What is being asked:
Pull every line of the entries that has the word "POSTSECUNDARIOS".

Data entries for graphics:
* * * * *

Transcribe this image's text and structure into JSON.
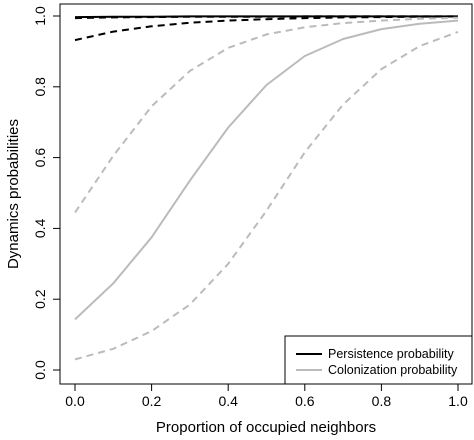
{
  "chart_data": {
    "type": "line",
    "xlabel": "Proportion of occupied neighbors",
    "ylabel": "Dynamics probabilities",
    "xlim": [
      0,
      1
    ],
    "ylim": [
      0,
      1
    ],
    "x_ticks": [
      "0.0",
      "0.2",
      "0.4",
      "0.6",
      "0.8",
      "1.0"
    ],
    "y_ticks": [
      "0.0",
      "0.2",
      "0.4",
      "0.6",
      "0.8",
      "1.0"
    ],
    "x": [
      0,
      0.1,
      0.2,
      0.3,
      0.4,
      0.5,
      0.6,
      0.7,
      0.8,
      0.9,
      1.0
    ],
    "legend_position": "bottom-right",
    "series": [
      {
        "name": "Persistence probability",
        "color": "#000000",
        "style": "solid",
        "values": [
          0.997,
          0.998,
          0.998,
          0.999,
          0.999,
          0.999,
          0.999,
          0.999,
          0.999,
          0.999,
          0.999
        ]
      },
      {
        "name": "",
        "color": "#000000",
        "style": "dashed",
        "values": [
          0.994,
          0.996,
          0.997,
          0.998,
          0.998,
          0.998,
          0.999,
          0.999,
          0.999,
          0.999,
          0.999
        ]
      },
      {
        "name": "",
        "color": "#000000",
        "style": "dashed",
        "values": [
          0.932,
          0.956,
          0.971,
          0.981,
          0.987,
          0.991,
          0.994,
          0.996,
          0.997,
          0.998,
          0.999
        ]
      },
      {
        "name": "Colonization probability",
        "color": "#bbbbbb",
        "style": "solid",
        "values": [
          0.143,
          0.245,
          0.375,
          0.535,
          0.685,
          0.805,
          0.887,
          0.935,
          0.963,
          0.978,
          0.987
        ]
      },
      {
        "name": "",
        "color": "#bbbbbb",
        "style": "dashed",
        "values": [
          0.445,
          0.605,
          0.745,
          0.845,
          0.91,
          0.948,
          0.968,
          0.98,
          0.987,
          0.992,
          0.995
        ]
      },
      {
        "name": "",
        "color": "#bbbbbb",
        "style": "dashed",
        "values": [
          0.03,
          0.06,
          0.11,
          0.185,
          0.3,
          0.45,
          0.615,
          0.75,
          0.85,
          0.915,
          0.955
        ]
      }
    ]
  }
}
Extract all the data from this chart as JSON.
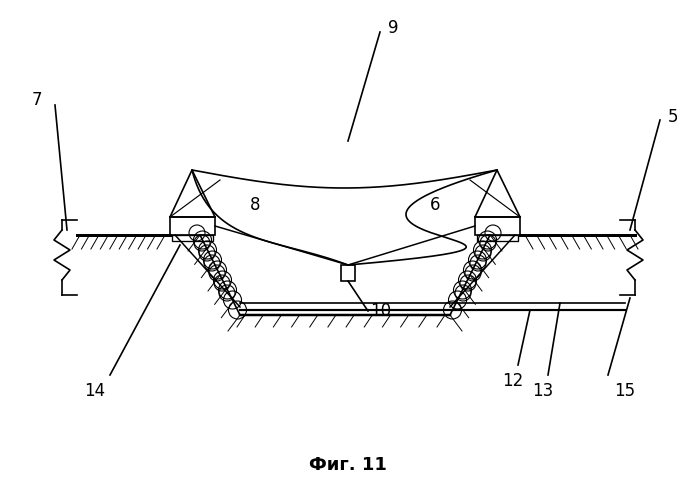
{
  "title": "Фиг. 11",
  "background": "#ffffff",
  "line_color": "#000000",
  "lw": 1.2
}
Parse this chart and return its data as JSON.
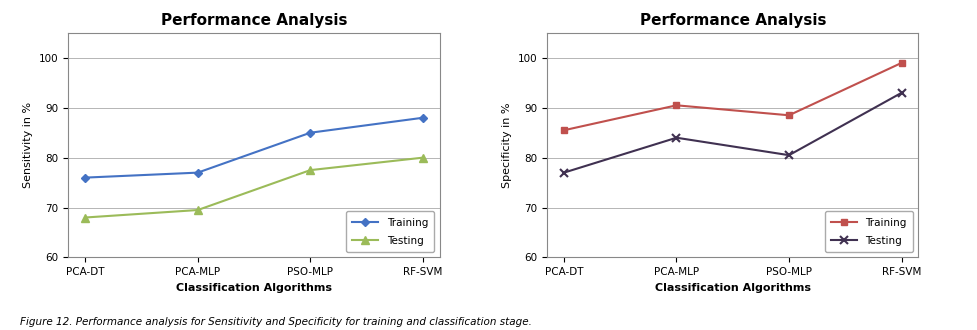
{
  "categories": [
    "PCA-DT",
    "PCA-MLP",
    "PSO-MLP",
    "RF-SVM"
  ],
  "sensitivity_training": [
    76,
    77,
    85,
    88
  ],
  "sensitivity_testing": [
    68,
    69.5,
    77.5,
    80
  ],
  "specificity_training": [
    85.5,
    90.5,
    88.5,
    99
  ],
  "specificity_testing": [
    77,
    84,
    80.5,
    93
  ],
  "title": "Performance Analysis",
  "xlabel": "Classification Algorithms",
  "ylabel_left": "Sensitivity in %",
  "ylabel_right": "Specificity in %",
  "ylim": [
    60,
    105
  ],
  "yticks": [
    60,
    70,
    80,
    90,
    100
  ],
  "legend1_labels": [
    "Training",
    "Testing"
  ],
  "legend2_labels": [
    "Training",
    "Testing"
  ],
  "training_color_left": "#4472C4",
  "testing_color_left": "#9BBB59",
  "training_color_right": "#C0504D",
  "testing_color_right": "#403151",
  "caption": "Figure 12. Performance analysis for Sensitivity and Specificity for training and classification stage.",
  "title_fontsize": 11,
  "axis_label_fontsize": 8,
  "tick_fontsize": 7.5,
  "legend_fontsize": 7.5,
  "caption_fontsize": 7.5
}
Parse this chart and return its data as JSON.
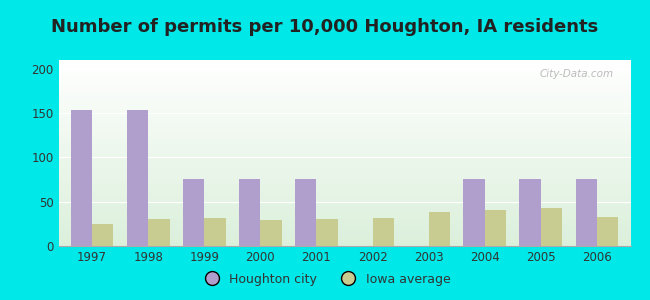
{
  "title": "Number of permits per 10,000 Houghton, IA residents",
  "years": [
    1997,
    1998,
    1999,
    2000,
    2001,
    2002,
    2003,
    2004,
    2005,
    2006
  ],
  "houghton_values": [
    153,
    153,
    76,
    76,
    76,
    0,
    0,
    76,
    76,
    76
  ],
  "iowa_values": [
    25,
    30,
    32,
    29,
    30,
    32,
    38,
    41,
    43,
    33
  ],
  "houghton_color": "#b09fcc",
  "iowa_color": "#c8cc90",
  "outer_bg": "#00e8e8",
  "ylim": [
    0,
    210
  ],
  "yticks": [
    0,
    50,
    100,
    150,
    200
  ],
  "bar_width": 0.38,
  "legend_houghton": "Houghton city",
  "legend_iowa": "Iowa average",
  "title_fontsize": 13,
  "watermark": "City-Data.com"
}
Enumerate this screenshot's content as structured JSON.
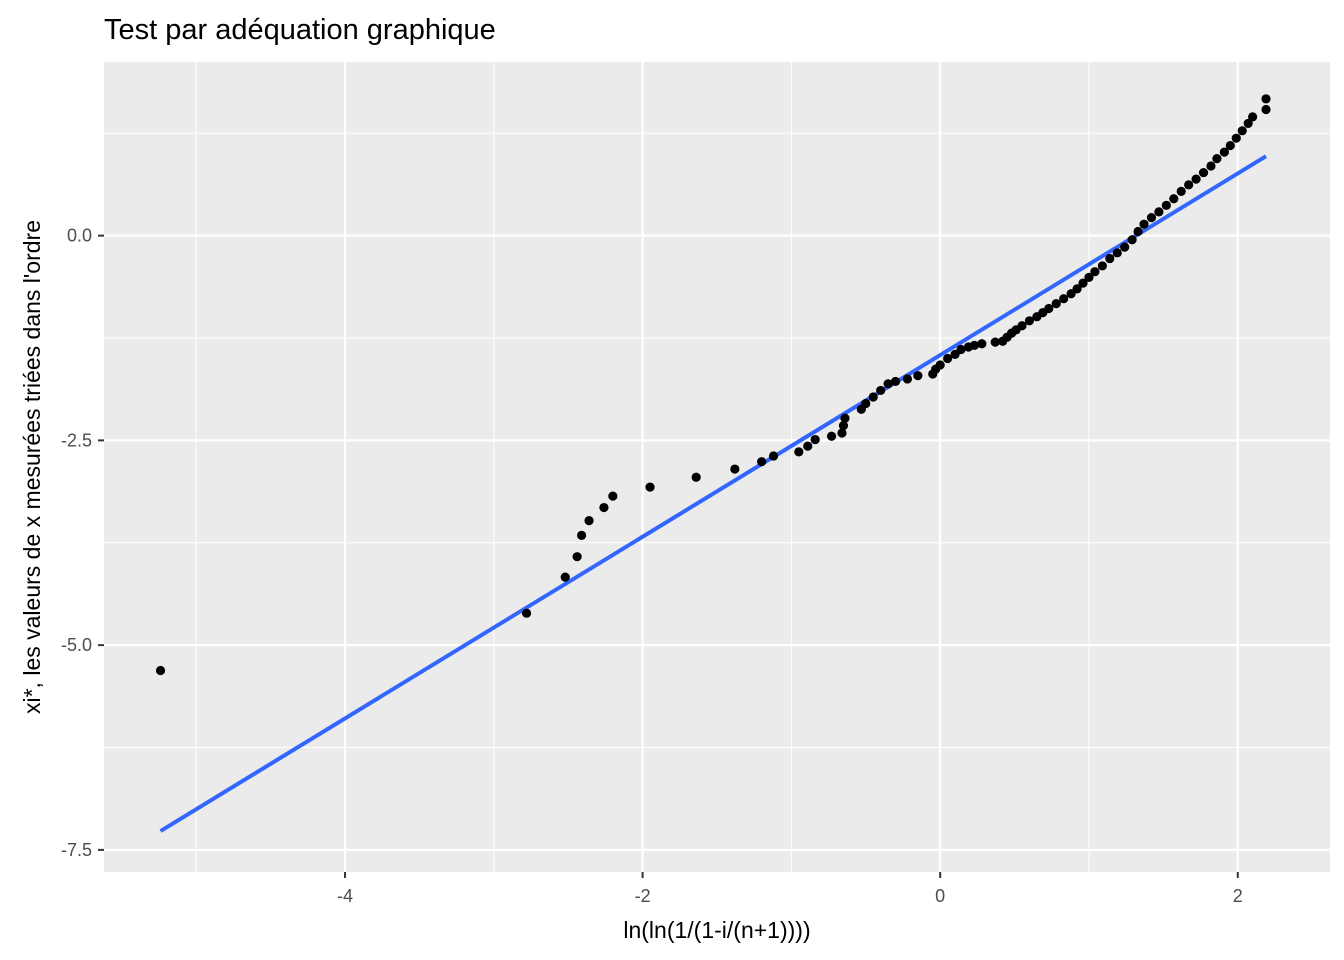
{
  "chart_data": {
    "type": "scatter",
    "title": "Test par adéquation graphique",
    "xlabel": "ln(ln(1/(1-i/(n+1))))",
    "ylabel": "xi*, les valeurs de x mesurées triées dans l'ordre",
    "xlim": [
      -5.62,
      2.62
    ],
    "ylim": [
      -7.77,
      2.12
    ],
    "x_ticks": [
      {
        "value": -4,
        "label": "-4"
      },
      {
        "value": -2,
        "label": "-2"
      },
      {
        "value": 0,
        "label": "0"
      },
      {
        "value": 2,
        "label": "2"
      }
    ],
    "y_ticks": [
      {
        "value": 0.0,
        "label": "0.0"
      },
      {
        "value": -2.5,
        "label": "-2.5"
      },
      {
        "value": -5.0,
        "label": "-5.0"
      },
      {
        "value": -7.5,
        "label": "-7.5"
      }
    ],
    "grid": true,
    "background": "#EBEBEB",
    "point_color": "#000000",
    "line_color": "#3366FF",
    "fit_line": {
      "x": [
        -5.24,
        2.19
      ],
      "y": [
        -7.27,
        0.97
      ]
    },
    "points": [
      [
        -5.24,
        -5.31
      ],
      [
        -2.78,
        -4.61
      ],
      [
        -2.52,
        -4.17
      ],
      [
        -2.44,
        -3.92
      ],
      [
        -2.41,
        -3.66
      ],
      [
        -2.36,
        -3.48
      ],
      [
        -2.26,
        -3.32
      ],
      [
        -2.2,
        -3.18
      ],
      [
        -1.95,
        -3.07
      ],
      [
        -1.64,
        -2.95
      ],
      [
        -1.38,
        -2.85
      ],
      [
        -1.2,
        -2.76
      ],
      [
        -1.12,
        -2.69
      ],
      [
        -0.95,
        -2.64
      ],
      [
        -0.89,
        -2.57
      ],
      [
        -0.84,
        -2.49
      ],
      [
        -0.73,
        -2.45
      ],
      [
        -0.66,
        -2.41
      ],
      [
        -0.65,
        -2.32
      ],
      [
        -0.64,
        -2.23
      ],
      [
        -0.53,
        -2.12
      ],
      [
        -0.5,
        -2.05
      ],
      [
        -0.45,
        -1.97
      ],
      [
        -0.4,
        -1.89
      ],
      [
        -0.35,
        -1.81
      ],
      [
        -0.3,
        -1.78
      ],
      [
        -0.22,
        -1.75
      ],
      [
        -0.15,
        -1.71
      ],
      [
        -0.05,
        -1.69
      ],
      [
        -0.03,
        -1.63
      ],
      [
        0.0,
        -1.58
      ],
      [
        0.05,
        -1.5
      ],
      [
        0.1,
        -1.45
      ],
      [
        0.14,
        -1.39
      ],
      [
        0.19,
        -1.36
      ],
      [
        0.23,
        -1.34
      ],
      [
        0.28,
        -1.32
      ],
      [
        0.37,
        -1.3
      ],
      [
        0.42,
        -1.29
      ],
      [
        0.45,
        -1.24
      ],
      [
        0.48,
        -1.19
      ],
      [
        0.51,
        -1.15
      ],
      [
        0.55,
        -1.1
      ],
      [
        0.6,
        -1.04
      ],
      [
        0.65,
        -0.99
      ],
      [
        0.69,
        -0.94
      ],
      [
        0.73,
        -0.89
      ],
      [
        0.78,
        -0.83
      ],
      [
        0.83,
        -0.77
      ],
      [
        0.88,
        -0.71
      ],
      [
        0.92,
        -0.65
      ],
      [
        0.96,
        -0.58
      ],
      [
        1.0,
        -0.51
      ],
      [
        1.04,
        -0.44
      ],
      [
        1.09,
        -0.37
      ],
      [
        1.14,
        -0.28
      ],
      [
        1.19,
        -0.21
      ],
      [
        1.24,
        -0.14
      ],
      [
        1.29,
        -0.05
      ],
      [
        1.33,
        0.05
      ],
      [
        1.37,
        0.14
      ],
      [
        1.42,
        0.22
      ],
      [
        1.47,
        0.29
      ],
      [
        1.52,
        0.37
      ],
      [
        1.57,
        0.45
      ],
      [
        1.62,
        0.54
      ],
      [
        1.67,
        0.62
      ],
      [
        1.72,
        0.69
      ],
      [
        1.77,
        0.77
      ],
      [
        1.82,
        0.85
      ],
      [
        1.86,
        0.94
      ],
      [
        1.91,
        1.02
      ],
      [
        1.95,
        1.1
      ],
      [
        1.99,
        1.19
      ],
      [
        2.03,
        1.28
      ],
      [
        2.07,
        1.37
      ],
      [
        2.1,
        1.45
      ],
      [
        2.19,
        1.54
      ],
      [
        2.19,
        1.67
      ]
    ]
  }
}
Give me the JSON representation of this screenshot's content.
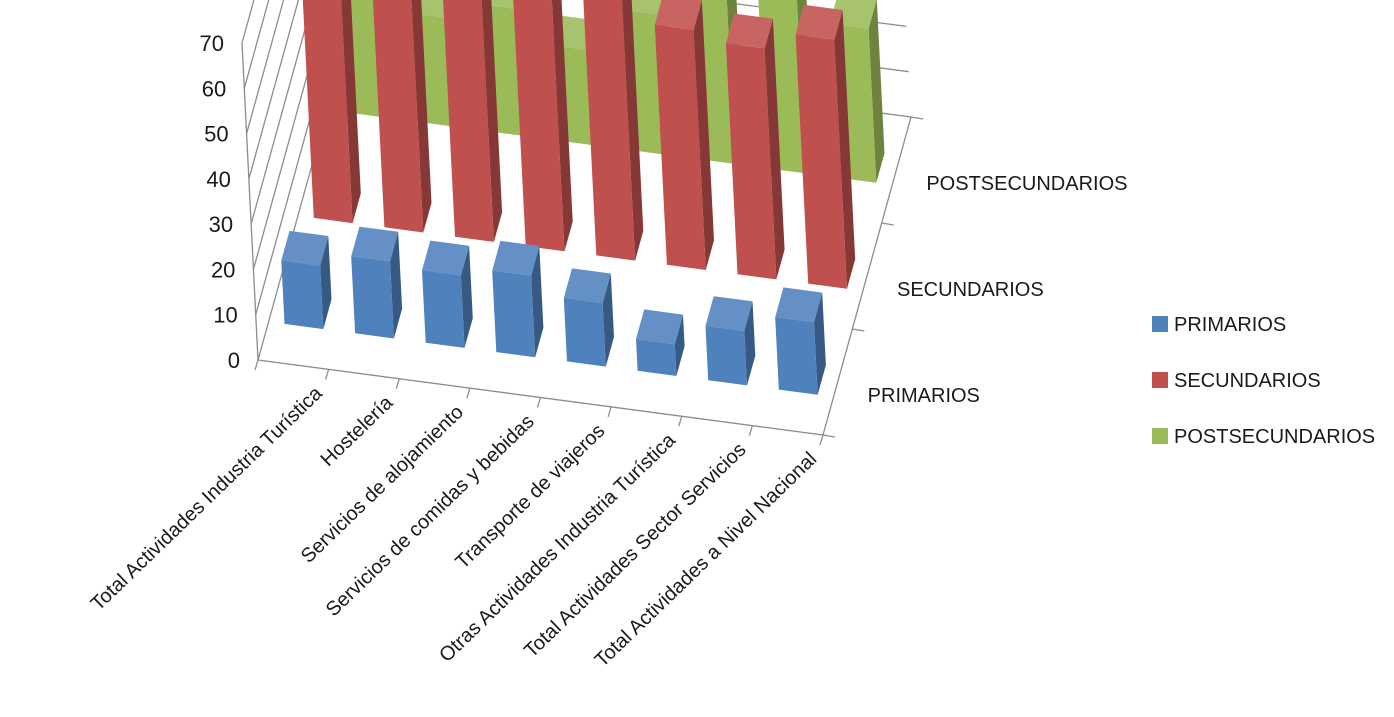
{
  "chart_data": {
    "type": "bar",
    "title": "",
    "xlabel": "",
    "ylabel": "",
    "ylim": [
      0,
      70
    ],
    "yticks": [
      "0",
      "10",
      "20",
      "30",
      "40",
      "50",
      "60",
      "70"
    ],
    "grid": true,
    "legend_position": "right",
    "categories": [
      "Total Actividades Industria Turística",
      "Hostelería",
      "Servicios de alojamiento",
      "Servicios de comidas y bebidas",
      "Transporte de viajeros",
      "Otras Actividades Industria Turística",
      "Total Actividades Sector Servicios",
      "Total Actividades a Nivel Nacional"
    ],
    "depth_labels": [
      "PRIMARIOS",
      "SECUNDARIOS",
      "POSTSECUNDARIOS"
    ],
    "series": [
      {
        "name": "PRIMARIOS",
        "color": "#4f81bd",
        "values": [
          14,
          17,
          16,
          18,
          14,
          7,
          12,
          16
        ]
      },
      {
        "name": "SECUNDARIOS",
        "color": "#c0504d",
        "values": [
          63,
          67,
          63,
          68,
          62,
          53,
          51,
          55
        ]
      },
      {
        "name": "POSTSECUNDARIOS",
        "color": "#9bbb59",
        "values": [
          31,
          24,
          28,
          21,
          31,
          44,
          42,
          34
        ]
      }
    ]
  }
}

* * * * *

Exercise solution:
      "POSTSECUNDARIOS"
        "name": "POSTSECUNDARIOS",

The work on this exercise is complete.